• [Task prompt]: Repeat every line of the listing below exactly, minus the pictures.
* BEGIN Material for the task *
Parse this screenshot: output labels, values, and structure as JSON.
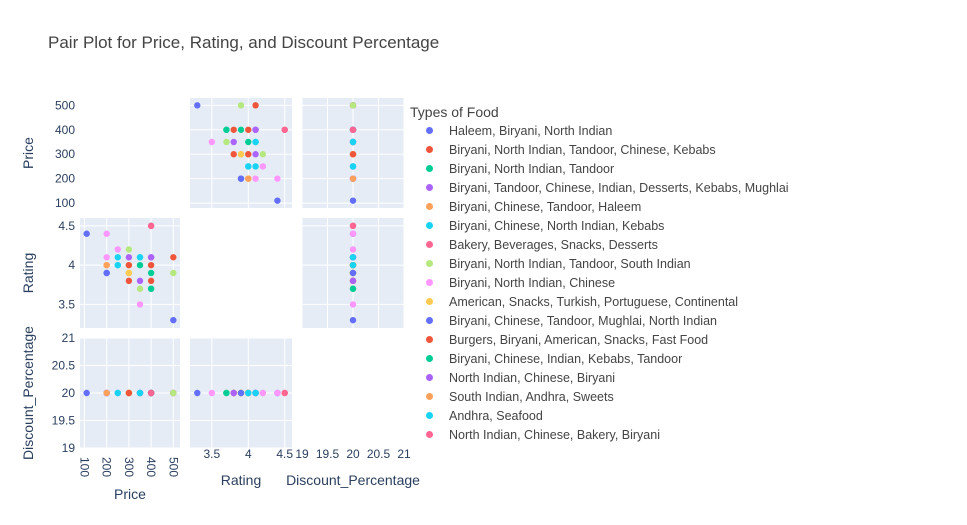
{
  "chart_data": {
    "type": "scatter",
    "title": "Pair Plot for Price, Rating, and Discount Percentage",
    "dimensions": [
      "Price",
      "Rating",
      "Discount_Percentage"
    ],
    "axis_ranges": {
      "Price": [
        80,
        530
      ],
      "Rating": [
        3.2,
        4.6
      ],
      "Discount_Percentage": [
        19,
        21
      ]
    },
    "ticks": {
      "Price": [
        100,
        200,
        300,
        400,
        500
      ],
      "Rating": [
        3.5,
        4,
        4.5
      ],
      "Discount_Percentage": [
        19,
        19.5,
        20,
        20.5,
        21
      ]
    },
    "tick_labels": {
      "Price": [
        "100",
        "200",
        "300",
        "400",
        "500"
      ],
      "Rating": [
        "3.5",
        "4",
        "4.5"
      ],
      "Discount_Percentage": [
        "19",
        "19.5",
        "20",
        "20.5",
        "21"
      ]
    },
    "legend_title": "Types of Food",
    "legend_position": "right",
    "grid": true,
    "series": [
      {
        "name": "Haleem, Biryani, North Indian",
        "color": "#636efa",
        "points": [
          [
            500,
            3.3,
            20
          ],
          [
            110,
            4.4,
            20
          ],
          [
            200,
            3.9,
            20
          ]
        ]
      },
      {
        "name": "Biryani, North Indian, Tandoor, Chinese, Kebabs",
        "color": "#EF553B",
        "points": [
          [
            500,
            4.1,
            20
          ],
          [
            400,
            4.0,
            20
          ],
          [
            300,
            3.8,
            20
          ]
        ]
      },
      {
        "name": "Biryani, North Indian, Tandoor",
        "color": "#00cc96",
        "points": [
          [
            400,
            3.7,
            20
          ],
          [
            400,
            3.9,
            20
          ]
        ]
      },
      {
        "name": "Biryani, Tandoor, Chinese, Indian, Desserts, Kebabs, Mughlai",
        "color": "#ab63fa",
        "points": [
          [
            400,
            4.1,
            20
          ],
          [
            300,
            4.1,
            20
          ]
        ]
      },
      {
        "name": "Biryani, Chinese, Tandoor, Haleem",
        "color": "#FFA15A",
        "points": [
          [
            300,
            3.9,
            20
          ],
          [
            200,
            4.0,
            20
          ]
        ]
      },
      {
        "name": "Biryani, Chinese, North Indian, Kebabs",
        "color": "#19d3f3",
        "points": [
          [
            350,
            4.1,
            20
          ],
          [
            250,
            4.1,
            20
          ],
          [
            250,
            4.0,
            20
          ]
        ]
      },
      {
        "name": "Bakery, Beverages, Snacks, Desserts",
        "color": "#FF6692",
        "points": [
          [
            400,
            4.5,
            20
          ]
        ]
      },
      {
        "name": "Biryani, North Indian, Tandoor, South Indian",
        "color": "#B6E880",
        "points": [
          [
            500,
            3.9,
            20
          ],
          [
            300,
            4.2,
            20
          ],
          [
            350,
            3.7,
            20
          ]
        ]
      },
      {
        "name": "Biryani, North Indian, Chinese",
        "color": "#FF97FF",
        "points": [
          [
            350,
            3.5,
            20
          ],
          [
            250,
            4.2,
            20
          ],
          [
            200,
            4.4,
            20
          ],
          [
            200,
            4.1,
            20
          ]
        ]
      },
      {
        "name": "American, Snacks, Turkish, Portuguese, Continental",
        "color": "#FECB52",
        "points": [
          [
            300,
            3.9,
            20
          ],
          [
            300,
            4.0,
            20
          ]
        ]
      },
      {
        "name": "Biryani, Chinese, Tandoor, Mughlai, North Indian",
        "color": "#636efa",
        "points": [
          [
            200,
            3.9,
            20
          ]
        ]
      },
      {
        "name": "Burgers, Biryani, American, Snacks, Fast Food",
        "color": "#EF553B",
        "points": [
          [
            400,
            3.8,
            20
          ],
          [
            300,
            4.0,
            20
          ]
        ]
      },
      {
        "name": "Biryani, Chinese, Indian, Kebabs, Tandoor",
        "color": "#00cc96",
        "points": [
          [
            400,
            3.7,
            20
          ],
          [
            350,
            4.0,
            20
          ]
        ]
      },
      {
        "name": "North Indian, Chinese, Biryani",
        "color": "#ab63fa",
        "points": [
          [
            400,
            4.1,
            20
          ],
          [
            350,
            3.8,
            20
          ]
        ]
      },
      {
        "name": "South Indian, Andhra, Sweets",
        "color": "#FFA15A",
        "points": [
          [
            200,
            4.0,
            20
          ]
        ]
      },
      {
        "name": "Andhra, Seafood",
        "color": "#19d3f3",
        "points": [
          [
            350,
            4.1,
            20
          ],
          [
            250,
            4.0,
            20
          ]
        ]
      },
      {
        "name": "North Indian, Chinese, Bakery, Biryani",
        "color": "#FF6692",
        "points": [
          [
            400,
            4.5,
            20
          ]
        ]
      }
    ]
  }
}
* END Material for the task *
• [Task result]:
Parse this screenshot: output labels, values, and structure as JSON.
{
  "chart_data": {
    "type": "scatter",
    "title": "Pair Plot for Price, Rating, and Discount Percentage",
    "dimensions": [
      "Price",
      "Rating",
      "Discount_Percentage"
    ],
    "axis_ranges": {
      "Price": [
        80,
        530
      ],
      "Rating": [
        3.2,
        4.6
      ],
      "Discount_Percentage": [
        19,
        21
      ]
    },
    "ticks": {
      "Price": [
        100,
        200,
        300,
        400,
        500
      ],
      "Rating": [
        3.5,
        4,
        4.5
      ],
      "Discount_Percentage": [
        19,
        19.5,
        20,
        20.5,
        21
      ]
    },
    "tick_labels": {
      "Price": [
        "100",
        "200",
        "300",
        "400",
        "500"
      ],
      "Rating": [
        "3.5",
        "4",
        "4.5"
      ],
      "Discount_Percentage": [
        "19",
        "19.5",
        "20",
        "20.5",
        "21"
      ]
    },
    "legend_title": "Types of Food",
    "legend_position": "right",
    "grid": true,
    "series": [
      {
        "name": "Haleem, Biryani, North Indian",
        "color": "#636efa",
        "points": [
          [
            500,
            3.3,
            20
          ],
          [
            110,
            4.4,
            20
          ],
          [
            200,
            3.9,
            20
          ]
        ]
      },
      {
        "name": "Biryani, North Indian, Tandoor, Chinese, Kebabs",
        "color": "#EF553B",
        "points": [
          [
            500,
            4.1,
            20
          ],
          [
            400,
            4.0,
            20
          ],
          [
            300,
            3.8,
            20
          ]
        ]
      },
      {
        "name": "Biryani, North Indian, Tandoor",
        "color": "#00cc96",
        "points": [
          [
            400,
            3.7,
            20
          ],
          [
            400,
            3.9,
            20
          ]
        ]
      },
      {
        "name": "Biryani, Tandoor, Chinese, Indian, Desserts, Kebabs, Mughlai",
        "color": "#ab63fa",
        "points": [
          [
            400,
            4.1,
            20
          ],
          [
            300,
            4.1,
            20
          ]
        ]
      },
      {
        "name": "Biryani, Chinese, Tandoor, Haleem",
        "color": "#FFA15A",
        "points": [
          [
            300,
            3.9,
            20
          ],
          [
            200,
            4.0,
            20
          ]
        ]
      },
      {
        "name": "Biryani, Chinese, North Indian, Kebabs",
        "color": "#19d3f3",
        "points": [
          [
            350,
            4.1,
            20
          ],
          [
            250,
            4.1,
            20
          ],
          [
            250,
            4.0,
            20
          ]
        ]
      },
      {
        "name": "Bakery, Beverages, Snacks, Desserts",
        "color": "#FF6692",
        "points": [
          [
            400,
            4.5,
            20
          ]
        ]
      },
      {
        "name": "Biryani, North Indian, Tandoor, South Indian",
        "color": "#B6E880",
        "points": [
          [
            500,
            3.9,
            20
          ],
          [
            300,
            4.2,
            20
          ],
          [
            350,
            3.7,
            20
          ]
        ]
      },
      {
        "name": "Biryani, North Indian, Chinese",
        "color": "#FF97FF",
        "points": [
          [
            350,
            3.5,
            20
          ],
          [
            250,
            4.2,
            20
          ],
          [
            200,
            4.4,
            20
          ],
          [
            200,
            4.1,
            20
          ]
        ]
      },
      {
        "name": "American, Snacks, Turkish, Portuguese, Continental",
        "color": "#FECB52",
        "points": [
          [
            300,
            3.9,
            20
          ],
          [
            300,
            4.0,
            20
          ]
        ]
      },
      {
        "name": "Biryani, Chinese, Tandoor, Mughlai, North Indian",
        "color": "#636efa",
        "points": [
          [
            200,
            3.9,
            20
          ]
        ]
      },
      {
        "name": "Burgers, Biryani, American, Snacks, Fast Food",
        "color": "#EF553B",
        "points": [
          [
            400,
            3.8,
            20
          ],
          [
            300,
            4.0,
            20
          ]
        ]
      },
      {
        "name": "Biryani, Chinese, Indian, Kebabs, Tandoor",
        "color": "#00cc96",
        "points": [
          [
            400,
            3.7,
            20
          ],
          [
            350,
            4.0,
            20
          ]
        ]
      },
      {
        "name": "North Indian, Chinese, Biryani",
        "color": "#ab63fa",
        "points": [
          [
            400,
            4.1,
            20
          ],
          [
            350,
            3.8,
            20
          ]
        ]
      },
      {
        "name": "South Indian, Andhra, Sweets",
        "color": "#FFA15A",
        "points": [
          [
            200,
            4.0,
            20
          ]
        ]
      },
      {
        "name": "Andhra, Seafood",
        "color": "#19d3f3",
        "points": [
          [
            350,
            4.1,
            20
          ],
          [
            250,
            4.0,
            20
          ]
        ]
      },
      {
        "name": "North Indian, Chinese, Bakery, Biryani",
        "color": "#FF6692",
        "points": [
          [
            400,
            4.5,
            20
          ]
        ]
      }
    ]
  }
}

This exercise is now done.